--- start of Records ---
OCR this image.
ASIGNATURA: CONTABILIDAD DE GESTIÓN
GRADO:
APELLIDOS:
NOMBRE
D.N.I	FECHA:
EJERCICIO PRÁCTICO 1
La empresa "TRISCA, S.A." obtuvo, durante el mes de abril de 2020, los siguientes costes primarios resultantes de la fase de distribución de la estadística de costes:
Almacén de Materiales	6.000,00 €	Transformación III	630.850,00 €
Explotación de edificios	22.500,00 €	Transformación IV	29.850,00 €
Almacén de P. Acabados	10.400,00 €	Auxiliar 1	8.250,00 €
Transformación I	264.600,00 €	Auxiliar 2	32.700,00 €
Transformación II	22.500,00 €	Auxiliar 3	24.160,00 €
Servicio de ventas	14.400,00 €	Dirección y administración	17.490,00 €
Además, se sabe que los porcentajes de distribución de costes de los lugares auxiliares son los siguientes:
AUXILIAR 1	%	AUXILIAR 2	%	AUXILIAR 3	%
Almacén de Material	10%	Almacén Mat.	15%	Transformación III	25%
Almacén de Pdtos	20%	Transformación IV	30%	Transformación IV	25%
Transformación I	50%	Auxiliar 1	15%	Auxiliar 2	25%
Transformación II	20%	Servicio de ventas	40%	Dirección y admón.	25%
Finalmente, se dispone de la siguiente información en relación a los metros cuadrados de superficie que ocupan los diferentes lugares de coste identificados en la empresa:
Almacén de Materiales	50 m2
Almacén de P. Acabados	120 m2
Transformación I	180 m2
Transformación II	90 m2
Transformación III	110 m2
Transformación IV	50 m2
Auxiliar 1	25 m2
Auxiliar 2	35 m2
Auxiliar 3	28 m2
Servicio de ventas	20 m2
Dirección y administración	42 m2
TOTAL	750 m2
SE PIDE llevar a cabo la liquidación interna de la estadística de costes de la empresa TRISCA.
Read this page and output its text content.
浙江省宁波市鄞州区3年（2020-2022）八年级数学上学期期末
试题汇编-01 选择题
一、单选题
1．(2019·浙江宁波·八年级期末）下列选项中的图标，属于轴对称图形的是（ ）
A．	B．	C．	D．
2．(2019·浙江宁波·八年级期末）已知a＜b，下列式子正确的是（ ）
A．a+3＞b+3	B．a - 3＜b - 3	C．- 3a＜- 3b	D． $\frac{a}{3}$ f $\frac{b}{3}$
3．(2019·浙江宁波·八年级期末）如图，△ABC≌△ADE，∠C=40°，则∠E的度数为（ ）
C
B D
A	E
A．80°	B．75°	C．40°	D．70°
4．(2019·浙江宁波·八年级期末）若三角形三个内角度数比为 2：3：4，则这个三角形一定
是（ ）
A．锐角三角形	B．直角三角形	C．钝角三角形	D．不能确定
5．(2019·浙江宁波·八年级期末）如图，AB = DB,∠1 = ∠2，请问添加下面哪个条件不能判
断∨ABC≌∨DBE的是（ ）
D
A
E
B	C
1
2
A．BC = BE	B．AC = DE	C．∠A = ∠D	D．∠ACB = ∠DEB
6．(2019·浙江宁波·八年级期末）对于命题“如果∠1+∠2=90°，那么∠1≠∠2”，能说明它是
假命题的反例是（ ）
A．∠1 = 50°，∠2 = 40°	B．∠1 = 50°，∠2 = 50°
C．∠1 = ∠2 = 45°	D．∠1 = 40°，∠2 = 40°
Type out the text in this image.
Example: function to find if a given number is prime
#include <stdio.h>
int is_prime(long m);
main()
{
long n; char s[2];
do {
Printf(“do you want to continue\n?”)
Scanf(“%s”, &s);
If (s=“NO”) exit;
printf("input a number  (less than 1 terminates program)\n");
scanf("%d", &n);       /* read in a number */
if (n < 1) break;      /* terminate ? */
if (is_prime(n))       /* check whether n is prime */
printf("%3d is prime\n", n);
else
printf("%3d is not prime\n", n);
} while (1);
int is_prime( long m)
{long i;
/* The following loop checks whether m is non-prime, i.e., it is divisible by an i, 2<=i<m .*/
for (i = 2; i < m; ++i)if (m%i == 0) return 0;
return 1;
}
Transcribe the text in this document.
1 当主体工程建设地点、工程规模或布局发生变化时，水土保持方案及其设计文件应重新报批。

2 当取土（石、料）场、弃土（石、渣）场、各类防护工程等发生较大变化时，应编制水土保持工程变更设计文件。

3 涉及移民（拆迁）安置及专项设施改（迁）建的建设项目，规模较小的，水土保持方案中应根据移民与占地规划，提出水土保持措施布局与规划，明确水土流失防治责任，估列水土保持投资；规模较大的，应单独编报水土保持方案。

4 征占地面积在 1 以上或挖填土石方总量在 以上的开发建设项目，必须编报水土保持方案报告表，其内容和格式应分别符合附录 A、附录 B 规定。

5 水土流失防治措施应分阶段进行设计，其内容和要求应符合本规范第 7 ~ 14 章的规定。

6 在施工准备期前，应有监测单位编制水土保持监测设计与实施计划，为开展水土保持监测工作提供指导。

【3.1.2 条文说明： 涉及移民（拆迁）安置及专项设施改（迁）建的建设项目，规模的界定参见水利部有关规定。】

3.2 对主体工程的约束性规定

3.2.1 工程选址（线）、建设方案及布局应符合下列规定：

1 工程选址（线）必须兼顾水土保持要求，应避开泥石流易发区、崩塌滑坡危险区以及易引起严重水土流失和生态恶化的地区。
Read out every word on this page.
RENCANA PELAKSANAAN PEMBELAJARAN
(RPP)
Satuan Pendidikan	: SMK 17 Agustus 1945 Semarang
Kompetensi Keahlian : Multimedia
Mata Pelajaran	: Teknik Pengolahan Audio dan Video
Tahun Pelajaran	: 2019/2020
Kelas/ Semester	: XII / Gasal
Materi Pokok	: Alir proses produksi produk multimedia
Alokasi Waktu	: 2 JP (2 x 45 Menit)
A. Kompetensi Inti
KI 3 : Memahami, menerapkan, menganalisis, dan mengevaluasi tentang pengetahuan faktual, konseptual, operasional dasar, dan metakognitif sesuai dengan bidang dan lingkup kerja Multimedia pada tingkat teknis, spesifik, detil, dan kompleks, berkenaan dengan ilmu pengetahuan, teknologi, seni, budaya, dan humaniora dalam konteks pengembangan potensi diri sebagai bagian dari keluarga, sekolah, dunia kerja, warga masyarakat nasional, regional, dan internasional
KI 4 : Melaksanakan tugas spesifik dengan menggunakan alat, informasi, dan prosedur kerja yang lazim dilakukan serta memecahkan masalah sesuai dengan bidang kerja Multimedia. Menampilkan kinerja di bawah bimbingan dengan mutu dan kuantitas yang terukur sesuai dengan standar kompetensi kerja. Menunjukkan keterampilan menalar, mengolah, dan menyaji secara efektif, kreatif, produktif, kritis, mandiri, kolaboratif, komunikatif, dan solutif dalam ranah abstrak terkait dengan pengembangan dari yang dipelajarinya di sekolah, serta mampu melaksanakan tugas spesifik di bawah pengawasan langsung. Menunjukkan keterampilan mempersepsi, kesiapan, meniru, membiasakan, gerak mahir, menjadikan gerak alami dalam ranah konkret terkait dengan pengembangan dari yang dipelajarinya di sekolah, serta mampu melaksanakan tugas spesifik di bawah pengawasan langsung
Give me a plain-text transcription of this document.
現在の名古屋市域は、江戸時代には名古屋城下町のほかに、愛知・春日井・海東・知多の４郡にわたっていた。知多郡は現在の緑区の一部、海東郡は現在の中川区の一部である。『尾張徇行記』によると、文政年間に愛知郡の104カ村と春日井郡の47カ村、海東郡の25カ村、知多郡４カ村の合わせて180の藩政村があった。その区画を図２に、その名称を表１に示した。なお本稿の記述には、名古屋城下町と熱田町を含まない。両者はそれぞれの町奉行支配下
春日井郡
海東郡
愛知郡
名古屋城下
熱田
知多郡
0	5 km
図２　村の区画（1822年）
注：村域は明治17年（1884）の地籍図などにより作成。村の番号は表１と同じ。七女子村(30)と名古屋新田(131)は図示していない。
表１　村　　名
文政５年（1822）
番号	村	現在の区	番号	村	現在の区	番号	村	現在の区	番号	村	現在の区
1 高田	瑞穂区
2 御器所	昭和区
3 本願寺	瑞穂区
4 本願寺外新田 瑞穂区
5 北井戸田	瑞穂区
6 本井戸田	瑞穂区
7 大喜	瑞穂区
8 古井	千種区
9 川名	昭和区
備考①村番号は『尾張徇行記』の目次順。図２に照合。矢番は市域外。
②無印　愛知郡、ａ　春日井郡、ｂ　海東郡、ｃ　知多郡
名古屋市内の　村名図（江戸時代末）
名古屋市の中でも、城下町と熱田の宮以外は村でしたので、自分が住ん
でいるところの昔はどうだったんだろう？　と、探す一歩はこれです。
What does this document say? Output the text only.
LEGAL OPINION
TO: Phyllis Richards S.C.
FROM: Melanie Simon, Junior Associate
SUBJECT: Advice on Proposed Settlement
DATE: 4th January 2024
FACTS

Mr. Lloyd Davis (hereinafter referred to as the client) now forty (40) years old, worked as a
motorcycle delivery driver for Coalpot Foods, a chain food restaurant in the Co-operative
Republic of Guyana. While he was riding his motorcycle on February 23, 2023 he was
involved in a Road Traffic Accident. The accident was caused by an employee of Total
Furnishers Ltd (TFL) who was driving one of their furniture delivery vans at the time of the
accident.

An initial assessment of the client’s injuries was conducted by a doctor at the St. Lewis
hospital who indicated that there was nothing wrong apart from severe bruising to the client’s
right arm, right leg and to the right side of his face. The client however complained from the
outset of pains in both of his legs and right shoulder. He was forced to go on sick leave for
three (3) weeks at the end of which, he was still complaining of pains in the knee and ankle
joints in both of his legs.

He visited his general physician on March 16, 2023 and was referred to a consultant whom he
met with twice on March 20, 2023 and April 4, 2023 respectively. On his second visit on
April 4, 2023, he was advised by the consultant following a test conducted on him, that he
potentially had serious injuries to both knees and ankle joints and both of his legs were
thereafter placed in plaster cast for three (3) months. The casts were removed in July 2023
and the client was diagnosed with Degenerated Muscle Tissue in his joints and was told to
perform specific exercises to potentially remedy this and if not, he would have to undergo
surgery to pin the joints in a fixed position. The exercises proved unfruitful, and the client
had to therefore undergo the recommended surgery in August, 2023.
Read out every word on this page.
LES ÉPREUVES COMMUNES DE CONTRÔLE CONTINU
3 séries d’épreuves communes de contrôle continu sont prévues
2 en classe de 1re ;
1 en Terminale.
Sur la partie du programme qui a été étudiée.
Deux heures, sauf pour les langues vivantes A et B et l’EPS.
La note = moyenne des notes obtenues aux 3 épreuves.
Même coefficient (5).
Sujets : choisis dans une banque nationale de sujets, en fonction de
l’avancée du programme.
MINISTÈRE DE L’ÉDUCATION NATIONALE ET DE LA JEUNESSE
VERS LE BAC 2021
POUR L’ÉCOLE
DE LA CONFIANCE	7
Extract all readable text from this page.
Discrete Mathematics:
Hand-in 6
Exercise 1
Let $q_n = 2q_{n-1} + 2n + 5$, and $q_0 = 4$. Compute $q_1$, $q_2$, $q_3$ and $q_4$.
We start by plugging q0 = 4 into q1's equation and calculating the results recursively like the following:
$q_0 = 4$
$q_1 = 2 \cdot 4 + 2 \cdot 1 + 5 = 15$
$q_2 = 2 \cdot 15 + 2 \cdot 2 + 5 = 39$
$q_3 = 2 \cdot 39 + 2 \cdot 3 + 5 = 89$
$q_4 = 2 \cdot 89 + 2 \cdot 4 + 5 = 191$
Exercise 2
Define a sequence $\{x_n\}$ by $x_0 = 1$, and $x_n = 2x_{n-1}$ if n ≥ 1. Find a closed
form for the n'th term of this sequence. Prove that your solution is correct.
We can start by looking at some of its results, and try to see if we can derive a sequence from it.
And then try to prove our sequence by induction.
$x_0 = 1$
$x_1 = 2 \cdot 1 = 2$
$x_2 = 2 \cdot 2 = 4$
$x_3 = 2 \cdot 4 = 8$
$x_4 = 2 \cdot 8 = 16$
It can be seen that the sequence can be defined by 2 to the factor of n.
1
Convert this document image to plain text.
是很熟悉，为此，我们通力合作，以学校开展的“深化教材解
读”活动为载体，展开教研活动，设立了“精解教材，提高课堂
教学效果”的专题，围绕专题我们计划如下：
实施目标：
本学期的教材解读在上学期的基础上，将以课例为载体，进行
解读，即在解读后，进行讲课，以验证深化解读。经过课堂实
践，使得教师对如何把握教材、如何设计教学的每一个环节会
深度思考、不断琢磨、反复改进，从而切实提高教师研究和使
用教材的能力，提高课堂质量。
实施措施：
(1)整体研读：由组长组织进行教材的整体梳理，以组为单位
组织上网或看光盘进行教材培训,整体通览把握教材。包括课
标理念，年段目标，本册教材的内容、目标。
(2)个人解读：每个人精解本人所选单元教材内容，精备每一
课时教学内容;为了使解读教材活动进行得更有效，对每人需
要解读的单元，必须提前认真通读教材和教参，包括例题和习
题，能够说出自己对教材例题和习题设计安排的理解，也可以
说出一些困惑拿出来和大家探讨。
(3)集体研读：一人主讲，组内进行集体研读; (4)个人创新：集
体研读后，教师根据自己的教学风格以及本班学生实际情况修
--- end of Records ---
◆ **Your objective**: Reply with nothing except the number of lines in the listing above that include "this".

◆ **Response to the task**: 12